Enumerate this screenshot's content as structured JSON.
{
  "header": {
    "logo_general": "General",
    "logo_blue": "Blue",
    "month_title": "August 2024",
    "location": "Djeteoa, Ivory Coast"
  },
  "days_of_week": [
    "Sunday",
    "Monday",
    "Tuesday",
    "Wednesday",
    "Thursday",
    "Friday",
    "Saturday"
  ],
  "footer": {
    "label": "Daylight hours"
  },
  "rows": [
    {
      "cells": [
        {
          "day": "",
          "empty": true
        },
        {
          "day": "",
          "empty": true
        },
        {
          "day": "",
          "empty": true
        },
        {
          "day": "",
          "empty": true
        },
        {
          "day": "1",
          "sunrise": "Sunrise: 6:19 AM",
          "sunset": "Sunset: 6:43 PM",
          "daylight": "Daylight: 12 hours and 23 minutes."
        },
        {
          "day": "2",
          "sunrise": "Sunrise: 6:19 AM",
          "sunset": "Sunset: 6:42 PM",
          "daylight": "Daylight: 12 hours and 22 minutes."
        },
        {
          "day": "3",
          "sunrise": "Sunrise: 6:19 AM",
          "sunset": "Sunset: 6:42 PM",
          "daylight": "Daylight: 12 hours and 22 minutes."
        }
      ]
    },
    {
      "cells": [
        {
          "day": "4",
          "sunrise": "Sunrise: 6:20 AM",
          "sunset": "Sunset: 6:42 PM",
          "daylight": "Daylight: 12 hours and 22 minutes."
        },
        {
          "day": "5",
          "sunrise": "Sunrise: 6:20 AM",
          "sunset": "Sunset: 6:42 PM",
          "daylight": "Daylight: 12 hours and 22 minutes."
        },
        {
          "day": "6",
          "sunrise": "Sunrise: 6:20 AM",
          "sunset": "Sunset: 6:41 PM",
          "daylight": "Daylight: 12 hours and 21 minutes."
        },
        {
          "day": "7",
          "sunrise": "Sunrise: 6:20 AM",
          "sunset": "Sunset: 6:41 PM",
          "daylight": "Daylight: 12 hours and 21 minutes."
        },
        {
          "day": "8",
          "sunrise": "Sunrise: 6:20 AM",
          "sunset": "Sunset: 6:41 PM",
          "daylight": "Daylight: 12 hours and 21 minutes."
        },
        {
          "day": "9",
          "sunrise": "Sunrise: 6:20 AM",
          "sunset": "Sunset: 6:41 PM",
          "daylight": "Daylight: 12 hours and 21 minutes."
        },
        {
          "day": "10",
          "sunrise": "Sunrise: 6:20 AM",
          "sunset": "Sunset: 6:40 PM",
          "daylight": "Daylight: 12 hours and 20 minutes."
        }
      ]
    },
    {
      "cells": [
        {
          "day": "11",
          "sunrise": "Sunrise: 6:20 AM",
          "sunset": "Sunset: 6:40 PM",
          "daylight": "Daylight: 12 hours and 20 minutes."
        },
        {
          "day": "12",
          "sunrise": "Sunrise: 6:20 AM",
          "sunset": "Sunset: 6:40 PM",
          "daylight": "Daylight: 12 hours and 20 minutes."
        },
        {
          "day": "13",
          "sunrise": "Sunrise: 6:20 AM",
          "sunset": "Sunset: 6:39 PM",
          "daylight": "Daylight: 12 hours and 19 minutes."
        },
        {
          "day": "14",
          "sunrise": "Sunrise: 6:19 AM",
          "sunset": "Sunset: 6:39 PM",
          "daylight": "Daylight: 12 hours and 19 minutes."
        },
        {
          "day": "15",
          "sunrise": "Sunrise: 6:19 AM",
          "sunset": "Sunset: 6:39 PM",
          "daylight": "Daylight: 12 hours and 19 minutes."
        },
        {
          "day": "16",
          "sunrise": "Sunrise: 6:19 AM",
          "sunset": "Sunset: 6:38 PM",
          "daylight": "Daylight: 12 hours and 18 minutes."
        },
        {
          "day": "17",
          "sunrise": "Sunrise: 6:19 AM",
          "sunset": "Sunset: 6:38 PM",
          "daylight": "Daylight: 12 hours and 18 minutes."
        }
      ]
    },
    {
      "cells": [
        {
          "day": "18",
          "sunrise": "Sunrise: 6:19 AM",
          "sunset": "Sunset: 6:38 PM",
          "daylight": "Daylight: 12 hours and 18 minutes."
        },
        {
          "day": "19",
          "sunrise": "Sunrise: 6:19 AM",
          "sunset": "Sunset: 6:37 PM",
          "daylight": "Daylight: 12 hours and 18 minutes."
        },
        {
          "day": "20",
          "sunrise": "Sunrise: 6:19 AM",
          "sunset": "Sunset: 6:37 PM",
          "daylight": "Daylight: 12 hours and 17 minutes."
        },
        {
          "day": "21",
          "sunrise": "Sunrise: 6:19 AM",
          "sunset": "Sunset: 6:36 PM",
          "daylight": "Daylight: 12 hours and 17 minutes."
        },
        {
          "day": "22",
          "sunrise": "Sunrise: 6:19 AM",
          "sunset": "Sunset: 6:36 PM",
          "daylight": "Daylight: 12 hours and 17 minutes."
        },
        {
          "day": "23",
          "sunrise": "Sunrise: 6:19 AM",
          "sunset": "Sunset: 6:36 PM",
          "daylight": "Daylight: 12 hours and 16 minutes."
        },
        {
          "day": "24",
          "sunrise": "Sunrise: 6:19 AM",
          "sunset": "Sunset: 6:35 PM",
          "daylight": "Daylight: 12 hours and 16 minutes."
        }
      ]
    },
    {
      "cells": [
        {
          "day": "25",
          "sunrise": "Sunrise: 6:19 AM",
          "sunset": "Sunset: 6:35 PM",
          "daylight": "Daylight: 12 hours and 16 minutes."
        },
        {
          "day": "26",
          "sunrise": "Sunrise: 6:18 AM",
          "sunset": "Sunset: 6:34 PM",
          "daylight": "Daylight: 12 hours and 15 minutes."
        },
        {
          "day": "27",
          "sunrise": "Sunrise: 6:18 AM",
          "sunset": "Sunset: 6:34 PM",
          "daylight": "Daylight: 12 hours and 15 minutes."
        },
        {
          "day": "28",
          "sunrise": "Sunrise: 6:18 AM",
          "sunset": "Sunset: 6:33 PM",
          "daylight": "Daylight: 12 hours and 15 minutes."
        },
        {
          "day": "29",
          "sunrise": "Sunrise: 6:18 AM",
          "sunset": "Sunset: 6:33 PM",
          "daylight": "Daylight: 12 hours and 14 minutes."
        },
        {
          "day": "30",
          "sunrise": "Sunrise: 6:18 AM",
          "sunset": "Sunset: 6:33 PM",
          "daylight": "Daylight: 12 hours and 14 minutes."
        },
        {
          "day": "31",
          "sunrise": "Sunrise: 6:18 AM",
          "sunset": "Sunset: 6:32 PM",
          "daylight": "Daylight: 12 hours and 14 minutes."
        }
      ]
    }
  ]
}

# # # # #

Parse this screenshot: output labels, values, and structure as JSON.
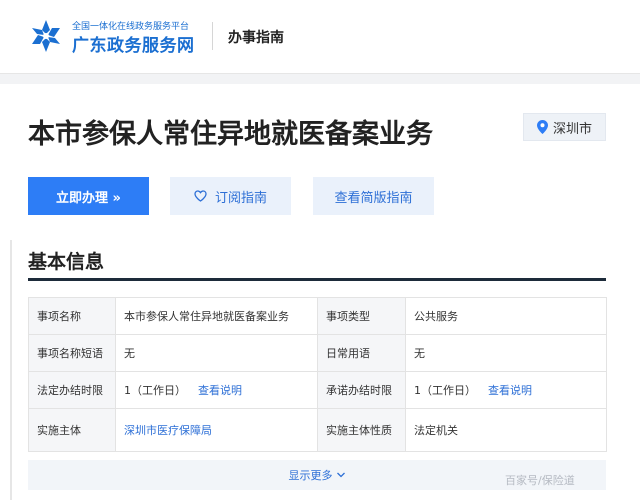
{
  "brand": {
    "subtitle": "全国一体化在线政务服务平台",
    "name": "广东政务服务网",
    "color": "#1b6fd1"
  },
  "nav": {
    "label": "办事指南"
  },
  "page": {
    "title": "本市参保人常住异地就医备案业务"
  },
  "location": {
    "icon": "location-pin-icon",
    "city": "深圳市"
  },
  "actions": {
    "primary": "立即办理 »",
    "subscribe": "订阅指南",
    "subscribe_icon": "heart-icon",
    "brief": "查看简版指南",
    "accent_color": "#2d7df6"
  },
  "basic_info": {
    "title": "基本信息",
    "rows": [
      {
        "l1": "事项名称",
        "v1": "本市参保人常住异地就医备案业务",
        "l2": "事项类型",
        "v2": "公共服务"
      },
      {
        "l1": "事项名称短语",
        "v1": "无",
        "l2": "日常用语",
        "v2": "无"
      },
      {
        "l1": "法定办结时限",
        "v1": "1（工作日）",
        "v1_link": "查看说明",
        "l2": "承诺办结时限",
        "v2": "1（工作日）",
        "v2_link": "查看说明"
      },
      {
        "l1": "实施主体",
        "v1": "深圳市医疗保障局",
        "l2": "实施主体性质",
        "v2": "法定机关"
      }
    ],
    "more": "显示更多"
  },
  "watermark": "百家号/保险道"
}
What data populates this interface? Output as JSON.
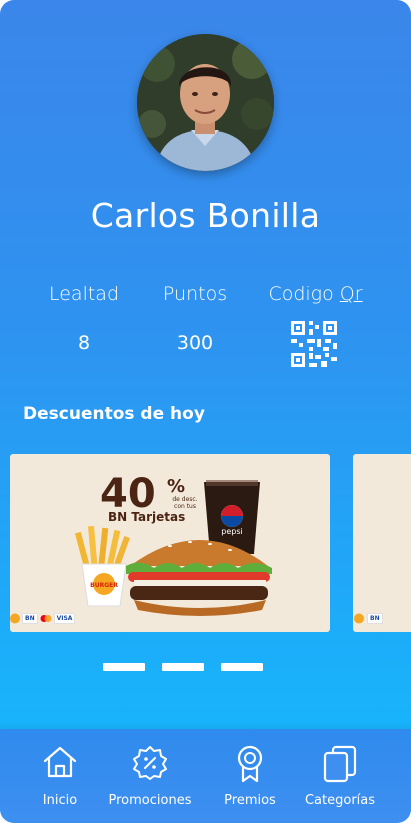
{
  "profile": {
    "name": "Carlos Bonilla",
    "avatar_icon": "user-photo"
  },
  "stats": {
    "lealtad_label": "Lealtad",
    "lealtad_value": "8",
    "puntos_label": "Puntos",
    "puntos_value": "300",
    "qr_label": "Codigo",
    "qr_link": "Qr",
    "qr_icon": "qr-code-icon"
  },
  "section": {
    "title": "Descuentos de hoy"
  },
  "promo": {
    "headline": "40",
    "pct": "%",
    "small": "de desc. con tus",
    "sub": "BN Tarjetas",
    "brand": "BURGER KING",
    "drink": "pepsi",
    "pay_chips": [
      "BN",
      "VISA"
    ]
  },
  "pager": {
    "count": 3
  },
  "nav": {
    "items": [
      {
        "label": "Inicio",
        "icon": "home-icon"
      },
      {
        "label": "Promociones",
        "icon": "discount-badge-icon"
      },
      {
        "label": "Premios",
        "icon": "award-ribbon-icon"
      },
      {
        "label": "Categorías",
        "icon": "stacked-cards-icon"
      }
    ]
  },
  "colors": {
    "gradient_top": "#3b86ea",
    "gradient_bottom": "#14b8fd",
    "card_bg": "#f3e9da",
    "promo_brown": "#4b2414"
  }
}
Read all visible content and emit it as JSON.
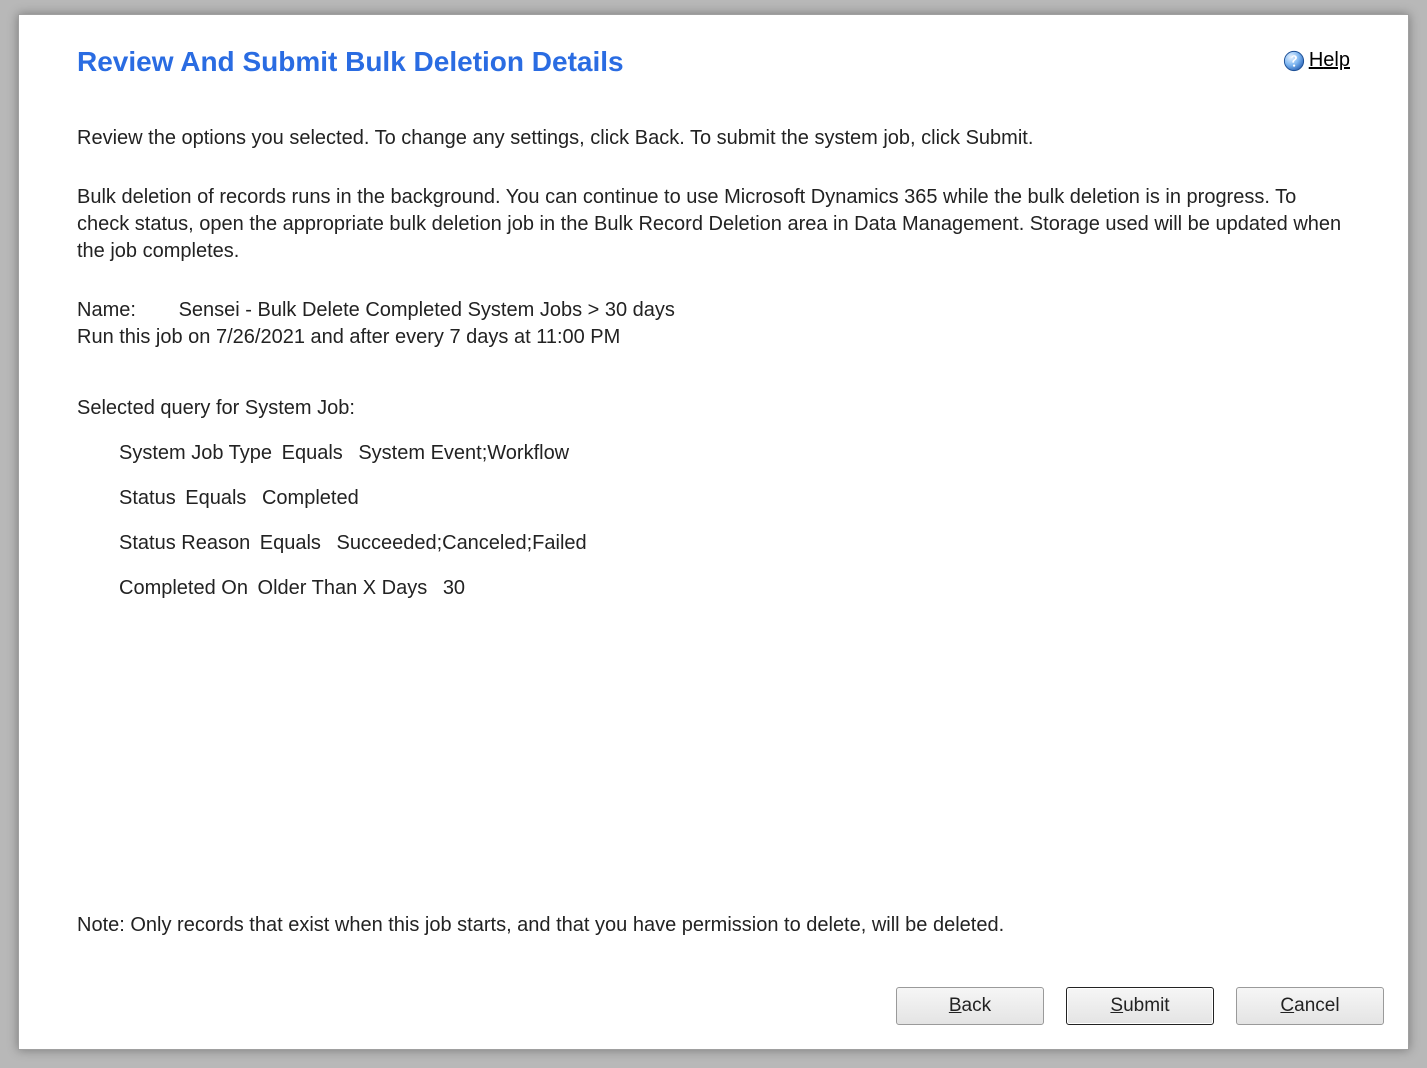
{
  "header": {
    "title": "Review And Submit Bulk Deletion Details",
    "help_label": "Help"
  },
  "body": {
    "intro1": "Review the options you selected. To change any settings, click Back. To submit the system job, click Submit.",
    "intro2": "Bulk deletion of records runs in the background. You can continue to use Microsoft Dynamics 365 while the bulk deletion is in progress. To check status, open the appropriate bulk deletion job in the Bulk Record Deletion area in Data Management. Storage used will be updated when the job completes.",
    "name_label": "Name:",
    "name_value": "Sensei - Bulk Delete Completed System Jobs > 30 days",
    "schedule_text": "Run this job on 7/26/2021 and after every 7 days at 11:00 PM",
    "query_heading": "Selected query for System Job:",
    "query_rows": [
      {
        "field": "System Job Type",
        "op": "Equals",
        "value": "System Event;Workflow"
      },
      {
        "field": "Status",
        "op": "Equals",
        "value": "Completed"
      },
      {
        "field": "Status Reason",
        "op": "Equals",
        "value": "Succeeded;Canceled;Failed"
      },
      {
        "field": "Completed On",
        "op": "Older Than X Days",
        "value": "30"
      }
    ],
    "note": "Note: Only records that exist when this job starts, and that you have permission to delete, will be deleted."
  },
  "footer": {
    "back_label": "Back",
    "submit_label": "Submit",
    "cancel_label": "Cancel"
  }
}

# # # # #

TASK BRIEF> Look through the data above. Each line containing the word "records" needs to be copied.

RESULT>
    "intro2": "Bulk deletion of records runs in the background. You can continue to use Microsoft Dynamics 365 while the bulk deletion is in progress. To check status, open the appropriate bulk deletion job in the Bulk Record Deletion area in Data Management. Storage used will be updated when the job completes.",
    "note": "Note: Only records that exist when this job starts, and that you have permission to delete, will be deleted."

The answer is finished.